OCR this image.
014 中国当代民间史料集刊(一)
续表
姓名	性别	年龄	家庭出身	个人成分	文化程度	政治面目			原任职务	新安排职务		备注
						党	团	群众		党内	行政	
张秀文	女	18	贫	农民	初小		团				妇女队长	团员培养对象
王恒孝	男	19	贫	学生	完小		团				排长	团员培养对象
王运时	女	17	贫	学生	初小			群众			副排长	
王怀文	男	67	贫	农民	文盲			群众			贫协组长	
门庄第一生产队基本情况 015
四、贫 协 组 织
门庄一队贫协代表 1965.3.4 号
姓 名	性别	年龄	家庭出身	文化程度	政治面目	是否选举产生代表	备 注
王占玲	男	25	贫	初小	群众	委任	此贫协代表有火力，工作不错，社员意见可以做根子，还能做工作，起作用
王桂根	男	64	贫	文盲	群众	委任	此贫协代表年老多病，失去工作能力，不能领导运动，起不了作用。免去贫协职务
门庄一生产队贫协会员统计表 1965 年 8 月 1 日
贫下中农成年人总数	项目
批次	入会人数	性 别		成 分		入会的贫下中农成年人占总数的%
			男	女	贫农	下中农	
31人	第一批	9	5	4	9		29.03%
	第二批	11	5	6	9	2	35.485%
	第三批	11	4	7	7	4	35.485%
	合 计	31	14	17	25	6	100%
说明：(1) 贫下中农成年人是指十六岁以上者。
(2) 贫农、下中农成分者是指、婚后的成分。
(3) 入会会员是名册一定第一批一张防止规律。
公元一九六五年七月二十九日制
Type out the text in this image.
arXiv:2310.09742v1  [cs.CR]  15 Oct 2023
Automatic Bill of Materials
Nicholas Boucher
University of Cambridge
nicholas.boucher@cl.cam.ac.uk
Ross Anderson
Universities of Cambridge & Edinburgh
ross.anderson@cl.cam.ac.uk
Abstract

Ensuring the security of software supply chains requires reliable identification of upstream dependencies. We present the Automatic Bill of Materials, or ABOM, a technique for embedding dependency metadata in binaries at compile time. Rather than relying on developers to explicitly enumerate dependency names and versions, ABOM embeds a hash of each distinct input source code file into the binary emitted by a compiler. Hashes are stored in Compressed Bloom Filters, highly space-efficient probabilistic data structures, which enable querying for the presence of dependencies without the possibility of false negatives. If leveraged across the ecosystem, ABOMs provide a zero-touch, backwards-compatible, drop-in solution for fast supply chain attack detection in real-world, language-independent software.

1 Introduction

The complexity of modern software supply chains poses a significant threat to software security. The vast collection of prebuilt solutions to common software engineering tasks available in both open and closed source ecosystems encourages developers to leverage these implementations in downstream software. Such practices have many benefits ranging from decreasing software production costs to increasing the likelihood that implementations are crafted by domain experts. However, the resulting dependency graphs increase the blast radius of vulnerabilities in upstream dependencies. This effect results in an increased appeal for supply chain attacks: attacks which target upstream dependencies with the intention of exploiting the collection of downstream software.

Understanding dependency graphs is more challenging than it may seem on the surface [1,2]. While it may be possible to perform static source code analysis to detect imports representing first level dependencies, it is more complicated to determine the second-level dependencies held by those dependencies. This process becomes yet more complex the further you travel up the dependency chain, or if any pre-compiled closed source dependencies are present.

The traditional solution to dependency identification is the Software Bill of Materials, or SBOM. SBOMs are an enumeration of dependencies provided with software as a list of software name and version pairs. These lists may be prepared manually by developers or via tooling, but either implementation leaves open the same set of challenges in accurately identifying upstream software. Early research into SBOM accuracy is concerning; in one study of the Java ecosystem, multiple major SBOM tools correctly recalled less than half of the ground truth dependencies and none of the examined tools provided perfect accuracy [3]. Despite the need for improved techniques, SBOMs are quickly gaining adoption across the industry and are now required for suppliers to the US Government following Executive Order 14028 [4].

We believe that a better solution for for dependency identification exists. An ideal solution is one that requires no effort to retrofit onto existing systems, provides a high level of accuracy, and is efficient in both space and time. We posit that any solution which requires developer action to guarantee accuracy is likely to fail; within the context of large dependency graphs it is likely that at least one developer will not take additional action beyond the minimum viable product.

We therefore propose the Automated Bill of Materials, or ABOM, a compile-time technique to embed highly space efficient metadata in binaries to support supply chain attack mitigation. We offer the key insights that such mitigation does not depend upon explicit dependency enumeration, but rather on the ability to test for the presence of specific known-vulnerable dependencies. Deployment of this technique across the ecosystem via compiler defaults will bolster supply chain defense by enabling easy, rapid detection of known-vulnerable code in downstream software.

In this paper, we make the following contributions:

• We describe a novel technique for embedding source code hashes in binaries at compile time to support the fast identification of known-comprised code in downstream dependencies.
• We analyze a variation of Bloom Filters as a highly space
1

# Work required:
Give only the count of lines in the data that include the string "will".

# Task output:
2